» Given records
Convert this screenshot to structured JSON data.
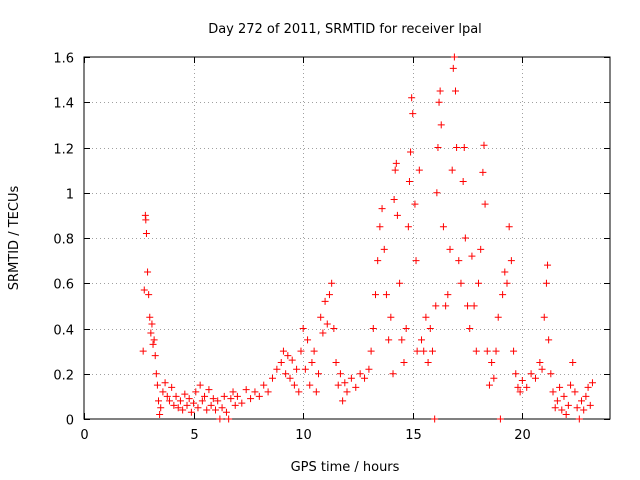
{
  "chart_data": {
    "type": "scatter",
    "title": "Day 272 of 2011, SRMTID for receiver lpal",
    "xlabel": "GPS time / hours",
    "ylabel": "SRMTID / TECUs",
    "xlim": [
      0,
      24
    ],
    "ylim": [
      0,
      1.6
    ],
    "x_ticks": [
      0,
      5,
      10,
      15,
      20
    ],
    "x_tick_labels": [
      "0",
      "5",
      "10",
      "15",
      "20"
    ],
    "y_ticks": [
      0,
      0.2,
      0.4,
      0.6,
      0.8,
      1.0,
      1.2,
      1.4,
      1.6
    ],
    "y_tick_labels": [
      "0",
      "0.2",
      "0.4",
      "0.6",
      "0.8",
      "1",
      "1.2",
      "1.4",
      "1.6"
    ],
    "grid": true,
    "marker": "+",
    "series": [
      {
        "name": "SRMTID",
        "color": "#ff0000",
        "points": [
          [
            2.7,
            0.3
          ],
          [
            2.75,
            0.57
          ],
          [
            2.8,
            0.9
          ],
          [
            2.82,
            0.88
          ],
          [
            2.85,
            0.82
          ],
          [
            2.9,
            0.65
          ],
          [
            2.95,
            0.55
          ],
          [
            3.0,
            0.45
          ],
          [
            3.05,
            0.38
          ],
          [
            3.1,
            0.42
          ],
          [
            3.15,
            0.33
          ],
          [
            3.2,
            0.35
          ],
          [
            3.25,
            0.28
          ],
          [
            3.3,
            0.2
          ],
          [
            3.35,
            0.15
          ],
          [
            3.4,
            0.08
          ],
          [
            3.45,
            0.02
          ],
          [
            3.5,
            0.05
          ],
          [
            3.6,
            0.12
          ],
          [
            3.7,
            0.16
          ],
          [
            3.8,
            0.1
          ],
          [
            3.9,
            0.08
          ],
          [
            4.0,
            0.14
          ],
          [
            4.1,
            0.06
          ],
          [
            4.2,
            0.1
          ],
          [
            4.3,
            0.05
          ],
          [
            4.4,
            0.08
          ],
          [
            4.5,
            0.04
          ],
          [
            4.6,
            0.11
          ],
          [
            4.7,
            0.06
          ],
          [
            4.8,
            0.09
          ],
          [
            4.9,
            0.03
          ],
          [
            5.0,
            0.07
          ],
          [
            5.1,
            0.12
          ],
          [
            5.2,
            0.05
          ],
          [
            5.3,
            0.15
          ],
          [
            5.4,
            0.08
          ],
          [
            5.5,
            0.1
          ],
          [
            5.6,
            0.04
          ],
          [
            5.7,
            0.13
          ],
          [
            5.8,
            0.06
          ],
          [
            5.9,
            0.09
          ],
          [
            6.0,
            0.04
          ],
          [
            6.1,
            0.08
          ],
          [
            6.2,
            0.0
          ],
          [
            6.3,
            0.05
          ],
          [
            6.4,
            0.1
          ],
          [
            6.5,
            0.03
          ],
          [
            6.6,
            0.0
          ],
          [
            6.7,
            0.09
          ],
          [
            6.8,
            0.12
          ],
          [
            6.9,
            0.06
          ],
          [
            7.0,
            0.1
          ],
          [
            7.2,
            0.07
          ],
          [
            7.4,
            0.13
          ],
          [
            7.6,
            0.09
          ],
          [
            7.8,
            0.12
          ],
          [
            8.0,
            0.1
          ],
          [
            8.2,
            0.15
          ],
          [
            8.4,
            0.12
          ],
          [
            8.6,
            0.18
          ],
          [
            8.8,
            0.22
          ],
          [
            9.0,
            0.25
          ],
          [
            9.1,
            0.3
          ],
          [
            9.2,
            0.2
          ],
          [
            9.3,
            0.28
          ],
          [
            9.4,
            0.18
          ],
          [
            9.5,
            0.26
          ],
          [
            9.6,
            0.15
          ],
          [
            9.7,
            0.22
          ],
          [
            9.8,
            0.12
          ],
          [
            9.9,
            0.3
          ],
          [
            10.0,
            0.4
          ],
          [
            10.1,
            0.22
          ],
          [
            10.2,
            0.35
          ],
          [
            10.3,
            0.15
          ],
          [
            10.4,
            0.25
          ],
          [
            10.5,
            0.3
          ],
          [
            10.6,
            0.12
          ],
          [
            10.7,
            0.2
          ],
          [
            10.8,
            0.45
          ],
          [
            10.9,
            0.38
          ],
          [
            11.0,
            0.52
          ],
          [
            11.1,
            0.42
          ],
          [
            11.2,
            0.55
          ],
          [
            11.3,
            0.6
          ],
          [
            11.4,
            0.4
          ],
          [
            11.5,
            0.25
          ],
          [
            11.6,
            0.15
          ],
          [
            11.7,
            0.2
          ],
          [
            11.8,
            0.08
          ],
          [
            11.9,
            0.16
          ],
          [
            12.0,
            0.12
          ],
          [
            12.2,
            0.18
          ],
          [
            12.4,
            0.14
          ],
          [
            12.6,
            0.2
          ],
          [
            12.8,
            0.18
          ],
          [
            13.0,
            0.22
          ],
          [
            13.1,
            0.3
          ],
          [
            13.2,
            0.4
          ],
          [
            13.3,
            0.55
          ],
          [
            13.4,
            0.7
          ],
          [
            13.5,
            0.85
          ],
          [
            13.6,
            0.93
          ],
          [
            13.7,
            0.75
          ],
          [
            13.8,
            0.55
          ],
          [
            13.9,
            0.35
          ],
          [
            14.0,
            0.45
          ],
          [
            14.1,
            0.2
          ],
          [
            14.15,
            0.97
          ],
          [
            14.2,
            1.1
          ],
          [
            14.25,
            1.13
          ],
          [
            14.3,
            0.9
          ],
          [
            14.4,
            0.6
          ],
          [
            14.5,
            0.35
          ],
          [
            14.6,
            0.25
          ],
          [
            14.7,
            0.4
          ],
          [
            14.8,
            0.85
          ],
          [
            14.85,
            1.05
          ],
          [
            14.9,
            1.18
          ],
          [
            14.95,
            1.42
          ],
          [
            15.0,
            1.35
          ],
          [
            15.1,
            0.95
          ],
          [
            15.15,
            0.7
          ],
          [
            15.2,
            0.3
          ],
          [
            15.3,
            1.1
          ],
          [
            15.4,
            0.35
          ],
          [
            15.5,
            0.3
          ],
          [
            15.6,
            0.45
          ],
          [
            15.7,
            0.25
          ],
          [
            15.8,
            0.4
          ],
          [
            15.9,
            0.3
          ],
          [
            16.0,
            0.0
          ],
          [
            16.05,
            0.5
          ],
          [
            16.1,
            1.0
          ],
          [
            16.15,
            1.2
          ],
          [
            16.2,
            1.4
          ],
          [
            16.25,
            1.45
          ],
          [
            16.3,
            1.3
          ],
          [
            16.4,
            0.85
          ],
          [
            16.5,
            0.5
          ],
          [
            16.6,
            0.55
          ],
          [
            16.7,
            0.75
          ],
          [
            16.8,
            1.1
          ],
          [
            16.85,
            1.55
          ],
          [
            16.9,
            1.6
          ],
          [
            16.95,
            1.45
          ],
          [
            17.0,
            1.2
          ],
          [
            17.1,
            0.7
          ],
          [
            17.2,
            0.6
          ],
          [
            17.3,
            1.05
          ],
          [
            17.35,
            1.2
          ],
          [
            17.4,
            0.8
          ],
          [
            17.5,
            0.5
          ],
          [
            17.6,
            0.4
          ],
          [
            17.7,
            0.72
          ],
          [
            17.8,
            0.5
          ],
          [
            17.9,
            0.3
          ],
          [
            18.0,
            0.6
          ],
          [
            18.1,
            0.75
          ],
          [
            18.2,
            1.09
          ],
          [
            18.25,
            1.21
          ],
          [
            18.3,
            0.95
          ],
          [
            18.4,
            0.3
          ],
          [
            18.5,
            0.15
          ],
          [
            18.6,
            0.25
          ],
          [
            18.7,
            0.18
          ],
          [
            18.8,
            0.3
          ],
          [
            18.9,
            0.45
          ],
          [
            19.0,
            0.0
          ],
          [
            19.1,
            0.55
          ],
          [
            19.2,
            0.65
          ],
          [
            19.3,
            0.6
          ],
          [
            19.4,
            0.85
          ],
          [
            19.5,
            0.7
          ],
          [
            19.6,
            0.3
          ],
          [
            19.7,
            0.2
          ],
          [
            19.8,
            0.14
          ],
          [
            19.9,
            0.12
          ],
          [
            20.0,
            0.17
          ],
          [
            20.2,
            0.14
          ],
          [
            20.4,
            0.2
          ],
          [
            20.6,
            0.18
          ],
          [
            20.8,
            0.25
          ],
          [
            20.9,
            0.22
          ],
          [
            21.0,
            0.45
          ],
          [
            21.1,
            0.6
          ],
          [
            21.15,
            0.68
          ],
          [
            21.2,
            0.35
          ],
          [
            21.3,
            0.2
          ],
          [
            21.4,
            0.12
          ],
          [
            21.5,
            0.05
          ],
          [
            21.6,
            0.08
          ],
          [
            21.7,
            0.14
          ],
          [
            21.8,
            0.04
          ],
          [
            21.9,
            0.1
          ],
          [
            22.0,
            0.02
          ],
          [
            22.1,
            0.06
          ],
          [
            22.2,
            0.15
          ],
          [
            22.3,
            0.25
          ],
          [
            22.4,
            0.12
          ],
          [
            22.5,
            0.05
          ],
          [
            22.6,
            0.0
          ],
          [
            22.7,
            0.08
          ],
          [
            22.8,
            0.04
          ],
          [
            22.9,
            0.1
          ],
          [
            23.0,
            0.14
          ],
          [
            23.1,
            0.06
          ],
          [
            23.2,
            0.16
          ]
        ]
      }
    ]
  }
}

» Goal
Gather each line in these records that contains the string "SRMTID".

» Finished answer
    "title": "Day 272 of 2011, SRMTID for receiver lpal",
    "ylabel": "SRMTID / TECUs",
        "name": "SRMTID",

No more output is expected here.